THE PROBLEM
All of the material below is to be returned exactly.

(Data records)
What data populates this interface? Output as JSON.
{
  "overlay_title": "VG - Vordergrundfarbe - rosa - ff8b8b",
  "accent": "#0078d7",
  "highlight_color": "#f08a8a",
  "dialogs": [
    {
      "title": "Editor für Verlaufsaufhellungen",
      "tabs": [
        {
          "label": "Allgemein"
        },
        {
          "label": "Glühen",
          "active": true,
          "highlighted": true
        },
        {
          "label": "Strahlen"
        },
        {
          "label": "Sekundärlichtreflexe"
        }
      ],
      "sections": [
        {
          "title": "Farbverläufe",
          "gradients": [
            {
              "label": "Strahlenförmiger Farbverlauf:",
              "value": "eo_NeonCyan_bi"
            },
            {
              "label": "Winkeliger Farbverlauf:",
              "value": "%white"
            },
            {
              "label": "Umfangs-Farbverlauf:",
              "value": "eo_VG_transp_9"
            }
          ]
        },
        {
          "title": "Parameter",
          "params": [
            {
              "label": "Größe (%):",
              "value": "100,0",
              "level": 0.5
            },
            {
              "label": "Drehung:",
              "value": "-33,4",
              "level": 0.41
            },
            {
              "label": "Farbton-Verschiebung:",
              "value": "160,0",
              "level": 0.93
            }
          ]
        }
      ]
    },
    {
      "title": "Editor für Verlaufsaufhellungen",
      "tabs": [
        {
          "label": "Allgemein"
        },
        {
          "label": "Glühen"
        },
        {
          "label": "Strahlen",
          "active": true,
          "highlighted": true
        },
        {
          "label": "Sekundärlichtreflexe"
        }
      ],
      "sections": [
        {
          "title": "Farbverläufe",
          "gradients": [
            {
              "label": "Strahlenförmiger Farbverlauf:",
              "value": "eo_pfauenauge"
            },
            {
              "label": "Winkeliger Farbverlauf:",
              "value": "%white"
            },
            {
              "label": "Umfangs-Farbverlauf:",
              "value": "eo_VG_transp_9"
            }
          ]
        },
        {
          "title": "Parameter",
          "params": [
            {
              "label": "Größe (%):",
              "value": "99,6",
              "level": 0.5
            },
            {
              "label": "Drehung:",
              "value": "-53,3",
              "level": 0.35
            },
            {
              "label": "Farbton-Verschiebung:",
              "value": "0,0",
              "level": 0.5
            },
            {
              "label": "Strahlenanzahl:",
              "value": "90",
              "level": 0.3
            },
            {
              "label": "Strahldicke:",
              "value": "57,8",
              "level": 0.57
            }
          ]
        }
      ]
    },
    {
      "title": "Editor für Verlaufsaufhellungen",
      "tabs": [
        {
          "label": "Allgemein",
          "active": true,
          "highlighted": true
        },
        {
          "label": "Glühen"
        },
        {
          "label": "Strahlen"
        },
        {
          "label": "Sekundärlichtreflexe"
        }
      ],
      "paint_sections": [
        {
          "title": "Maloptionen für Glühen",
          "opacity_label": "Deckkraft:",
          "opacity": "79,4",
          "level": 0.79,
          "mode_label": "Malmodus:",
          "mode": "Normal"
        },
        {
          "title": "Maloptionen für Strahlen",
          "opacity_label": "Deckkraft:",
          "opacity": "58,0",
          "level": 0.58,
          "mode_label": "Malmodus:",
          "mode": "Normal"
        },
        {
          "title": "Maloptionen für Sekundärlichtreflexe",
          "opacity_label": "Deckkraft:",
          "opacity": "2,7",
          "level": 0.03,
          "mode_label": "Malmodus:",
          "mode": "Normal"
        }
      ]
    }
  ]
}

RESPONSE TO THE TASK
What data populates this interface? Output as JSON.
{
  "overlay_title": "VG - Vordergrundfarbe - rosa - ff8b8b",
  "accent": "#0078d7",
  "highlight_color": "#f08a8a",
  "dialogs": [
    {
      "title": "Editor für Verlaufsaufhellungen",
      "tabs": [
        {
          "label": "Allgemein"
        },
        {
          "label": "Glühen",
          "active": true,
          "highlighted": true
        },
        {
          "label": "Strahlen"
        },
        {
          "label": "Sekundärlichtreflexe"
        }
      ],
      "sections": [
        {
          "title": "Farbverläufe",
          "gradients": [
            {
              "label": "Strahlenförmiger Farbverlauf:",
              "value": "eo_NeonCyan_bi"
            },
            {
              "label": "Winkeliger Farbverlauf:",
              "value": "%white"
            },
            {
              "label": "Umfangs-Farbverlauf:",
              "value": "eo_VG_transp_9"
            }
          ]
        },
        {
          "title": "Parameter",
          "params": [
            {
              "label": "Größe (%):",
              "value": "100,0",
              "level": 0.5
            },
            {
              "label": "Drehung:",
              "value": "-33,4",
              "level": 0.41
            },
            {
              "label": "Farbton-Verschiebung:",
              "value": "160,0",
              "level": 0.93
            }
          ]
        }
      ]
    },
    {
      "title": "Editor für Verlaufsaufhellungen",
      "tabs": [
        {
          "label": "Allgemein"
        },
        {
          "label": "Glühen"
        },
        {
          "label": "Strahlen",
          "active": true,
          "highlighted": true
        },
        {
          "label": "Sekundärlichtreflexe"
        }
      ],
      "sections": [
        {
          "title": "Farbverläufe",
          "gradients": [
            {
              "label": "Strahlenförmiger Farbverlauf:",
              "value": "eo_pfauenauge"
            },
            {
              "label": "Winkeliger Farbverlauf:",
              "value": "%white"
            },
            {
              "label": "Umfangs-Farbverlauf:",
              "value": "eo_VG_transp_9"
            }
          ]
        },
        {
          "title": "Parameter",
          "params": [
            {
              "label": "Größe (%):",
              "value": "99,6",
              "level": 0.5
            },
            {
              "label": "Drehung:",
              "value": "-53,3",
              "level": 0.35
            },
            {
              "label": "Farbton-Verschiebung:",
              "value": "0,0",
              "level": 0.5
            },
            {
              "label": "Strahlenanzahl:",
              "value": "90",
              "level": 0.3
            },
            {
              "label": "Strahldicke:",
              "value": "57,8",
              "level": 0.57
            }
          ]
        }
      ]
    },
    {
      "title": "Editor für Verlaufsaufhellungen",
      "tabs": [
        {
          "label": "Allgemein",
          "active": true,
          "highlighted": true
        },
        {
          "label": "Glühen"
        },
        {
          "label": "Strahlen"
        },
        {
          "label": "Sekundärlichtreflexe"
        }
      ],
      "paint_sections": [
        {
          "title": "Maloptionen für Glühen",
          "opacity_label": "Deckkraft:",
          "opacity": "79,4",
          "level": 0.79,
          "mode_label": "Malmodus:",
          "mode": "Normal"
        },
        {
          "title": "Maloptionen für Strahlen",
          "opacity_label": "Deckkraft:",
          "opacity": "58,0",
          "level": 0.58,
          "mode_label": "Malmodus:",
          "mode": "Normal"
        },
        {
          "title": "Maloptionen für Sekundärlichtreflexe",
          "opacity_label": "Deckkraft:",
          "opacity": "2,7",
          "level": 0.03,
          "mode_label": "Malmodus:",
          "mode": "Normal"
        }
      ]
    }
  ]
}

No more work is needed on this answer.